* **Given instruction**: Among these lines, how many include "text"? Answer only with the number.

——

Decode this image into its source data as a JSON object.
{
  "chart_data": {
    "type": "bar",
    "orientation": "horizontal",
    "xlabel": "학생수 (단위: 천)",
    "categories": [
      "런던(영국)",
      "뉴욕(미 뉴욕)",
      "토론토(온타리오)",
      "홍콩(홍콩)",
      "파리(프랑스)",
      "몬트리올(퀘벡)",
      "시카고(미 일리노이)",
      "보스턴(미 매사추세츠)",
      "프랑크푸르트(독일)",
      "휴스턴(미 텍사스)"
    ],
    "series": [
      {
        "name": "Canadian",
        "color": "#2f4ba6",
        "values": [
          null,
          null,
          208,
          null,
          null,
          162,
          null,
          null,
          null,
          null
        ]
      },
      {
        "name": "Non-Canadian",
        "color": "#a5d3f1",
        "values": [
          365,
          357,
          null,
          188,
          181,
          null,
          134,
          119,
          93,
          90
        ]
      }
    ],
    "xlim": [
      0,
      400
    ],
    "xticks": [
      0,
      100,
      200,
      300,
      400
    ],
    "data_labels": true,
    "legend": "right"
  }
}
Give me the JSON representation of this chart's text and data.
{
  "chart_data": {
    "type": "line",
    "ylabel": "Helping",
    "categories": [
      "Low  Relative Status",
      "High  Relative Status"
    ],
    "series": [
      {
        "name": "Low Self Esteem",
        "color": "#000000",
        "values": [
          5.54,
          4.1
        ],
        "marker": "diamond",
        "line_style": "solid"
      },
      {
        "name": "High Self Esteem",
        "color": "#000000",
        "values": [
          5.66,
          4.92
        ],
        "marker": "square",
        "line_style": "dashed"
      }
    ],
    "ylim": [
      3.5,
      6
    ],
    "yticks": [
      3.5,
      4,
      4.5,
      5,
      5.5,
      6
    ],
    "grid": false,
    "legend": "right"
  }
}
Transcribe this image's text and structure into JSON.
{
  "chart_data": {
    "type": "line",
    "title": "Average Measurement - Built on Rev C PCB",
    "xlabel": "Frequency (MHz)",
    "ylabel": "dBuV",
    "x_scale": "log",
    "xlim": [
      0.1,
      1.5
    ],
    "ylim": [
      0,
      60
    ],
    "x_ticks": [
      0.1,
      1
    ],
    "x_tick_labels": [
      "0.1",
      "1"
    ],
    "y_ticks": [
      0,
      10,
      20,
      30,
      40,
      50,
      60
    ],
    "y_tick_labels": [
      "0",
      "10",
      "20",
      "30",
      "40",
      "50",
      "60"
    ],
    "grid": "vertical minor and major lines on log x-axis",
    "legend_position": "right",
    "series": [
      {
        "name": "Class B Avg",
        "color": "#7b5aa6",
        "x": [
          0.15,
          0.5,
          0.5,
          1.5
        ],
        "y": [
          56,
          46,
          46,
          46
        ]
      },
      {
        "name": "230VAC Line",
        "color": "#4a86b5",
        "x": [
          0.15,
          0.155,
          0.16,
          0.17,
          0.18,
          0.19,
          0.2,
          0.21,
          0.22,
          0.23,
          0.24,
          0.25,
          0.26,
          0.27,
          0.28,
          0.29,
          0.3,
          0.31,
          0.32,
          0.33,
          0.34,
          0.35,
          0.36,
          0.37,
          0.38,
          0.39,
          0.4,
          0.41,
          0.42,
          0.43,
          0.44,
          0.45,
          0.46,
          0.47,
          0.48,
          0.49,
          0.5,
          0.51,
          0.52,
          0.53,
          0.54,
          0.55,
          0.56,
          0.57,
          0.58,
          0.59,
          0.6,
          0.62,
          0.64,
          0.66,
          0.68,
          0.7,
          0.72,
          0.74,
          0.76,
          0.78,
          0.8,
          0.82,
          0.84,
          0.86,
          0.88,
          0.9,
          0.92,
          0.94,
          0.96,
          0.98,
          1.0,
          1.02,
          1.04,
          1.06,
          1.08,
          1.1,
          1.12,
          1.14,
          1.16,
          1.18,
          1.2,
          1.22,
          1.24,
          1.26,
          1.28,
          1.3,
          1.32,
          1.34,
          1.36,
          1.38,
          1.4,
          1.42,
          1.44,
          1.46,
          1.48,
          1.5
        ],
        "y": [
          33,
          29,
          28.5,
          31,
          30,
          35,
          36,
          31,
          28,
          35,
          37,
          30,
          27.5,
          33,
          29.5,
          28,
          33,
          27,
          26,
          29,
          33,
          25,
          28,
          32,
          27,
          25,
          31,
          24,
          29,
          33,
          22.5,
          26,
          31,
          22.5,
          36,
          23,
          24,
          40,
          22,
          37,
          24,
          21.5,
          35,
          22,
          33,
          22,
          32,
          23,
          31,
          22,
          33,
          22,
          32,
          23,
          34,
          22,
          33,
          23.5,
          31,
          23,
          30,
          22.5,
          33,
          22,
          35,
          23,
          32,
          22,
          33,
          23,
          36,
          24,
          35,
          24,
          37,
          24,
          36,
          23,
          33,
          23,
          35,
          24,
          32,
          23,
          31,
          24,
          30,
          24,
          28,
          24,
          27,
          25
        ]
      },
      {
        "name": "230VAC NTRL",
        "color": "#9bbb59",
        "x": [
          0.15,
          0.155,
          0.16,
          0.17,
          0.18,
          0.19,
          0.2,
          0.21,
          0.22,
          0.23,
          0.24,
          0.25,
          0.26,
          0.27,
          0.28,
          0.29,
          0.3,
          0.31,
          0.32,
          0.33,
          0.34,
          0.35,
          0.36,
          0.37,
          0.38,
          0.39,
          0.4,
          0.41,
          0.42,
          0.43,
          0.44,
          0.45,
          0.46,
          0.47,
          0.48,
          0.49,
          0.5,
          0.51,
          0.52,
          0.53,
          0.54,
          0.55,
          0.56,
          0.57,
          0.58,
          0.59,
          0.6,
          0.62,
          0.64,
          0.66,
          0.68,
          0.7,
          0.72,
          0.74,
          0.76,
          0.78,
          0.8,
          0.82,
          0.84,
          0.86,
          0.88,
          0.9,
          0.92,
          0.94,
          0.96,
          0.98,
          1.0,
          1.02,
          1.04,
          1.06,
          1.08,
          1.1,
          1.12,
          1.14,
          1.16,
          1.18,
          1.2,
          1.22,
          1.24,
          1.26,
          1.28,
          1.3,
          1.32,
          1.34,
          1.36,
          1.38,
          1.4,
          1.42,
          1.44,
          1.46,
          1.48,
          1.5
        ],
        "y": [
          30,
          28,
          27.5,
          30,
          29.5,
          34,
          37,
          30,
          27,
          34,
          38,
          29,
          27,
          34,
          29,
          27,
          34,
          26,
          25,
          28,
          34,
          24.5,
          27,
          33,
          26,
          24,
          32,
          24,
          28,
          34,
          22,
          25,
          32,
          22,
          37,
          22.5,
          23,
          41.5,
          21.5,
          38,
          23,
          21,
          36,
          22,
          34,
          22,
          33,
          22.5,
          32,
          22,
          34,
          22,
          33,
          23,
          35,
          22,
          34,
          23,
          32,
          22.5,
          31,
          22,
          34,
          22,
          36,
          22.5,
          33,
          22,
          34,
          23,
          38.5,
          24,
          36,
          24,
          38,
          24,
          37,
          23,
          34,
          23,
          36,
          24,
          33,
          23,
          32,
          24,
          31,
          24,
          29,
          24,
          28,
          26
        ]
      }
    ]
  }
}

——

* **Complete answer**: 2